**Task goal**: All of the data that follows should be retyped exactly, please, except the pictures.

**** Dataset rows

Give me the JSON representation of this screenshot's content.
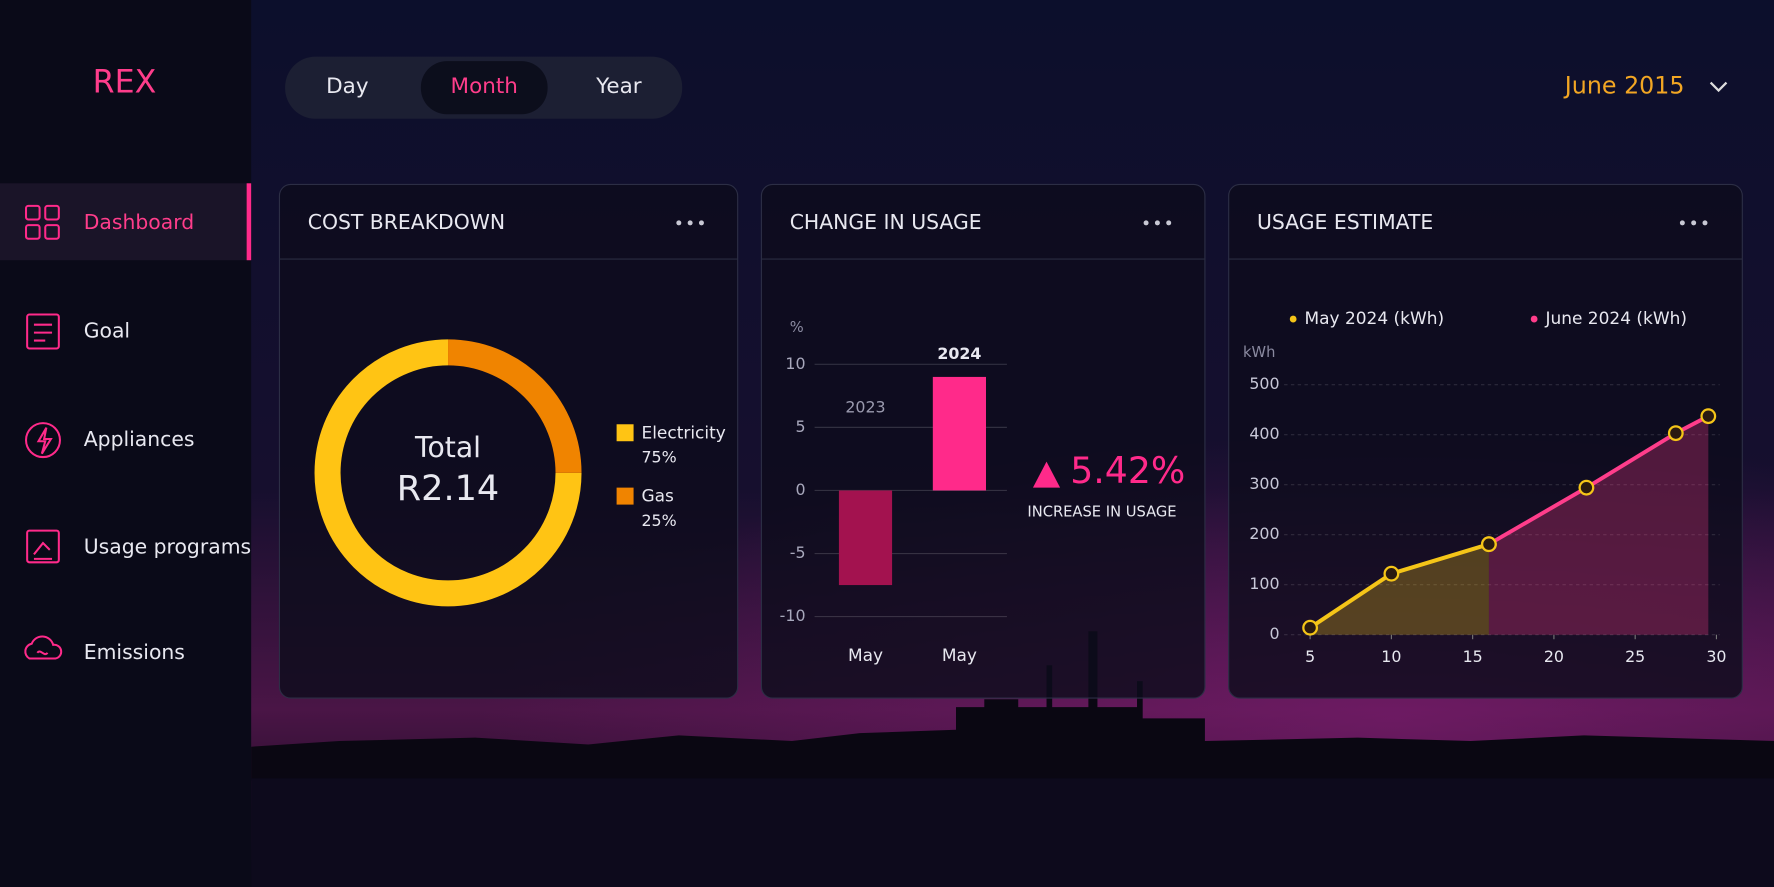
{
  "sidebar": {
    "logo": "REX",
    "items": [
      "Dashboard",
      "Goal",
      "Appliances",
      "Usage programs",
      "Emissions"
    ]
  },
  "tabs": {
    "items": [
      "Day",
      "Month",
      "Year"
    ]
  },
  "date_picker": "June 2015",
  "chart_data": [
    {
      "type": "pie",
      "title": "COST BREAKDOWN",
      "center_label": "Total",
      "center_value": "R2.14",
      "categories": [
        "Electricity",
        "Gas"
      ],
      "values": [
        75,
        25
      ],
      "value_labels": [
        "75%",
        "25%"
      ],
      "colors": [
        "#ffc414",
        "#f08400"
      ]
    },
    {
      "type": "bar",
      "title": "CHANGE IN USAGE",
      "y_label": "%",
      "categories": [
        "May",
        "May"
      ],
      "series": [
        {
          "name": "2023",
          "color": "#a3124f",
          "values": [
            -7.5,
            null
          ]
        },
        {
          "name": "2024",
          "color": "#ff2a8a",
          "values": [
            null,
            9
          ]
        }
      ],
      "ylim": [
        -10,
        10
      ],
      "yticks": [
        -10,
        -5,
        0,
        5,
        10
      ],
      "grid": true,
      "change_label": "5.42%",
      "change_caption": "INCREASE IN USAGE"
    },
    {
      "type": "line",
      "title": "USAGE ESTIMATE",
      "y_label": "kWh",
      "x": [
        5,
        10,
        16,
        22,
        27.5,
        29.5
      ],
      "series": [
        {
          "name": "May 2024 (kWh)",
          "color": "#f5c518",
          "values": [
            14,
            122,
            181,
            null,
            null,
            null
          ]
        },
        {
          "name": "June 2024 (kWh)",
          "color": "#ff3d8b",
          "values": [
            null,
            null,
            181,
            294,
            403,
            437
          ]
        }
      ],
      "xlim": [
        3.4,
        30.2
      ],
      "xticks": [
        5,
        10,
        15,
        20,
        25,
        30
      ],
      "ylim": [
        0,
        500
      ],
      "yticks": [
        0,
        100,
        200,
        300,
        400,
        500
      ],
      "grid": true
    }
  ]
}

********

**Completed exercise**:
Give me the JSON representation of this screenshot's content.
{
  "sidebar": {
    "logo": "REX",
    "items": [
      "Dashboard",
      "Goal",
      "Appliances",
      "Usage programs",
      "Emissions"
    ]
  },
  "tabs": {
    "items": [
      "Day",
      "Month",
      "Year"
    ]
  },
  "date_picker": "June 2015",
  "chart_data": [
    {
      "type": "pie",
      "title": "COST BREAKDOWN",
      "center_label": "Total",
      "center_value": "R2.14",
      "categories": [
        "Electricity",
        "Gas"
      ],
      "values": [
        75,
        25
      ],
      "value_labels": [
        "75%",
        "25%"
      ],
      "colors": [
        "#ffc414",
        "#f08400"
      ]
    },
    {
      "type": "bar",
      "title": "CHANGE IN USAGE",
      "y_label": "%",
      "categories": [
        "May",
        "May"
      ],
      "series": [
        {
          "name": "2023",
          "color": "#a3124f",
          "values": [
            -7.5,
            null
          ]
        },
        {
          "name": "2024",
          "color": "#ff2a8a",
          "values": [
            null,
            9
          ]
        }
      ],
      "ylim": [
        -10,
        10
      ],
      "yticks": [
        -10,
        -5,
        0,
        5,
        10
      ],
      "grid": true,
      "change_label": "5.42%",
      "change_caption": "INCREASE IN USAGE"
    },
    {
      "type": "line",
      "title": "USAGE ESTIMATE",
      "y_label": "kWh",
      "x": [
        5,
        10,
        16,
        22,
        27.5,
        29.5
      ],
      "series": [
        {
          "name": "May 2024 (kWh)",
          "color": "#f5c518",
          "values": [
            14,
            122,
            181,
            null,
            null,
            null
          ]
        },
        {
          "name": "June 2024 (kWh)",
          "color": "#ff3d8b",
          "values": [
            null,
            null,
            181,
            294,
            403,
            437
          ]
        }
      ],
      "xlim": [
        3.4,
        30.2
      ],
      "xticks": [
        5,
        10,
        15,
        20,
        25,
        30
      ],
      "ylim": [
        0,
        500
      ],
      "yticks": [
        0,
        100,
        200,
        300,
        400,
        500
      ],
      "grid": true
    }
  ]
}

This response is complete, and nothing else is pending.